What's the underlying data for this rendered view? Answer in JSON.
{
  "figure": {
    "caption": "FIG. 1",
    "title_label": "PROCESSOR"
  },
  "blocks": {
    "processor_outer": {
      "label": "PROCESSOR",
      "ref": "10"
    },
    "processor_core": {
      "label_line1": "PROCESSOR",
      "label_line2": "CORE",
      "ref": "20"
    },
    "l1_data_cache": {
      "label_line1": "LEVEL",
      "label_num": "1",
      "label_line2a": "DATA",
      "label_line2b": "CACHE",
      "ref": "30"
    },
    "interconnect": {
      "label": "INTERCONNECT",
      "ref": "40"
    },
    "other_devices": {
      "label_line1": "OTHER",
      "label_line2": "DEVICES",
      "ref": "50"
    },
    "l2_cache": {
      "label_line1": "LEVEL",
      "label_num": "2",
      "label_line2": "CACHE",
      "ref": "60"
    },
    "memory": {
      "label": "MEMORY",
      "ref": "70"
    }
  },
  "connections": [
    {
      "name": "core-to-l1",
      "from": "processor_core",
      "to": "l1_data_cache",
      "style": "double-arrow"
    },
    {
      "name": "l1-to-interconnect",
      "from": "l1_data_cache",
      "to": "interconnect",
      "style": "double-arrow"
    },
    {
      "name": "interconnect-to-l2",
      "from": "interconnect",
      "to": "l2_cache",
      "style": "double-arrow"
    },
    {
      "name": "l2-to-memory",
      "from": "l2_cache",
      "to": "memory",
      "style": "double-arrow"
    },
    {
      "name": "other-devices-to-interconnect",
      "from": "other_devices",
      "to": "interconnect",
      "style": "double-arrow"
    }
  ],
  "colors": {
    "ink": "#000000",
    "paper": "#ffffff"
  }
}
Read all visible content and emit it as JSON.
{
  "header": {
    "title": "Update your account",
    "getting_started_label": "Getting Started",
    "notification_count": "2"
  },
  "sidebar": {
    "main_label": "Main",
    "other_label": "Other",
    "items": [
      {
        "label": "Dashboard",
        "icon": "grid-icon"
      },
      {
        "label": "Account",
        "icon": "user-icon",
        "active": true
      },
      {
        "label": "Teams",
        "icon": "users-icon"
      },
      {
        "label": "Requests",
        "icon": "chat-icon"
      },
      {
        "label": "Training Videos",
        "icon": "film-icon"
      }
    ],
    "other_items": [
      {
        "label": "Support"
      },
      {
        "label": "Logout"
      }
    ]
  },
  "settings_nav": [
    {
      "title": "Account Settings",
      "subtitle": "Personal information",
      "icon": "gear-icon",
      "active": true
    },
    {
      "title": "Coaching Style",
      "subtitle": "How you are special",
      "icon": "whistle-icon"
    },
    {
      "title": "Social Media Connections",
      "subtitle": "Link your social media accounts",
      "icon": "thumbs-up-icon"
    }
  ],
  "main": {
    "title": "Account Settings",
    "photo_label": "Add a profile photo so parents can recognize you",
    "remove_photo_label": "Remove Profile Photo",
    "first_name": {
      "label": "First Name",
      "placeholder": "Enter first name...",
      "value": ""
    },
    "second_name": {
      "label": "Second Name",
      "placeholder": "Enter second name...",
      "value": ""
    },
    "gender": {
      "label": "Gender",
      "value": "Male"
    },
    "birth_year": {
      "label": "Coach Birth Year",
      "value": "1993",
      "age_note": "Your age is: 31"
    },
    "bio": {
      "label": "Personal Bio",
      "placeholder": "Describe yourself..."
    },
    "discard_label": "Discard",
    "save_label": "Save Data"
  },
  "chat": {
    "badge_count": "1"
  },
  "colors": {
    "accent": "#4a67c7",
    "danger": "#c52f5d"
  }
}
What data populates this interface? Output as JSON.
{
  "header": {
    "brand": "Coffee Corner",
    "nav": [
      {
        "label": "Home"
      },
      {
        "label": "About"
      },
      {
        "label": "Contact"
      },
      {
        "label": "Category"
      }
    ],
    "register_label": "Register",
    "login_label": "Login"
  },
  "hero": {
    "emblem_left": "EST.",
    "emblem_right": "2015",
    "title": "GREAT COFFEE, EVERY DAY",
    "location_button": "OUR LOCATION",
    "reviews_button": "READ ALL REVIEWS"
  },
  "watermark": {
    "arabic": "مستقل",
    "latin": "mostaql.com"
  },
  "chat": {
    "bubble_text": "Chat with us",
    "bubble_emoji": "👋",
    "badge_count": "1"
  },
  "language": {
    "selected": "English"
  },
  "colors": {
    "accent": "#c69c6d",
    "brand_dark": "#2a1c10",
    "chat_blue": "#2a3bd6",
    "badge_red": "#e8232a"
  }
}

#### The problem
Take the entries above and transcribe them exactly.

#### Expected output
What's the underlying data for this rendered view? Answer in JSON.
{
  "figure": {
    "caption": "FIG. 1",
    "title_label": "PROCESSOR"
  },
  "blocks": {
    "processor_outer": {
      "label": "PROCESSOR",
      "ref": "10"
    },
    "processor_core": {
      "label_line1": "PROCESSOR",
      "label_line2": "CORE",
      "ref": "20"
    },
    "l1_data_cache": {
      "label_line1": "LEVEL",
      "label_num": "1",
      "label_line2a": "DATA",
      "label_line2b": "CACHE",
      "ref": "30"
    },
    "interconnect": {
      "label": "INTERCONNECT",
      "ref": "40"
    },
    "other_devices": {
      "label_line1": "OTHER",
      "label_line2": "DEVICES",
      "ref": "50"
    },
    "l2_cache": {
      "label_line1": "LEVEL",
      "label_num": "2",
      "label_line2": "CACHE",
      "ref": "60"
    },
    "memory": {
      "label": "MEMORY",
      "ref": "70"
    }
  },
  "connections": [
    {
      "name": "core-to-l1",
      "from": "processor_core",
      "to": "l1_data_cache",
      "style": "double-arrow"
    },
    {
      "name": "l1-to-interconnect",
      "from": "l1_data_cache",
      "to": "interconnect",
      "style": "double-arrow"
    },
    {
      "name": "interconnect-to-l2",
      "from": "interconnect",
      "to": "l2_cache",
      "style": "double-arrow"
    },
    {
      "name": "l2-to-memory",
      "from": "l2_cache",
      "to": "memory",
      "style": "double-arrow"
    },
    {
      "name": "other-devices-to-interconnect",
      "from": "other_devices",
      "to": "interconnect",
      "style": "double-arrow"
    }
  ],
  "colors": {
    "ink": "#000000",
    "paper": "#ffffff"
  }
}
Read all visible content and emit it as JSON.
{
  "header": {
    "title": "Update your account",
    "getting_started_label": "Getting Started",
    "notification_count": "2"
  },
  "sidebar": {
    "main_label": "Main",
    "other_label": "Other",
    "items": [
      {
        "label": "Dashboard",
        "icon": "grid-icon"
      },
      {
        "label": "Account",
        "icon": "user-icon",
        "active": true
      },
      {
        "label": "Teams",
        "icon": "users-icon"
      },
      {
        "label": "Requests",
        "icon": "chat-icon"
      },
      {
        "label": "Training Videos",
        "icon": "film-icon"
      }
    ],
    "other_items": [
      {
        "label": "Support"
      },
      {
        "label": "Logout"
      }
    ]
  },
  "settings_nav": [
    {
      "title": "Account Settings",
      "subtitle": "Personal information",
      "icon": "gear-icon",
      "active": true
    },
    {
      "title": "Coaching Style",
      "subtitle": "How you are special",
      "icon": "whistle-icon"
    },
    {
      "title": "Social Media Connections",
      "subtitle": "Link your social media accounts",
      "icon": "thumbs-up-icon"
    }
  ],
  "main": {
    "title": "Account Settings",
    "photo_label": "Add a profile photo so parents can recognize you",
    "remove_photo_label": "Remove Profile Photo",
    "first_name": {
      "label": "First Name",
      "placeholder": "Enter first name...",
      "value": ""
    },
    "second_name": {
      "label": "Second Name",
      "placeholder": "Enter second name...",
      "value": ""
    },
    "gender": {
      "label": "Gender",
      "value": "Male"
    },
    "birth_year": {
      "label": "Coach Birth Year",
      "value": "1993",
      "age_note": "Your age is: 31"
    },
    "bio": {
      "label": "Personal Bio",
      "placeholder": "Describe yourself..."
    },
    "discard_label": "Discard",
    "save_label": "Save Data"
  },
  "chat": {
    "badge_count": "1"
  },
  "colors": {
    "accent": "#4a67c7",
    "danger": "#c52f5d"
  }
}
What data populates this interface? Output as JSON.
{
  "header": {
    "brand": "Coffee Corner",
    "nav": [
      {
        "label": "Home"
      },
      {
        "label": "About"
      },
      {
        "label": "Contact"
      },
      {
        "label": "Category"
      }
    ],
    "register_label": "Register",
    "login_label": "Login"
  },
  "hero": {
    "emblem_left": "EST.",
    "emblem_right": "2015",
    "title": "GREAT COFFEE, EVERY DAY",
    "location_button": "OUR LOCATION",
    "reviews_button": "READ ALL REVIEWS"
  },
  "watermark": {
    "arabic": "مستقل",
    "latin": "mostaql.com"
  },
  "chat": {
    "bubble_text": "Chat with us",
    "bubble_emoji": "👋",
    "badge_count": "1"
  },
  "language": {
    "selected": "English"
  },
  "colors": {
    "accent": "#c69c6d",
    "brand_dark": "#2a1c10",
    "chat_blue": "#2a3bd6",
    "badge_red": "#e8232a"
  }
}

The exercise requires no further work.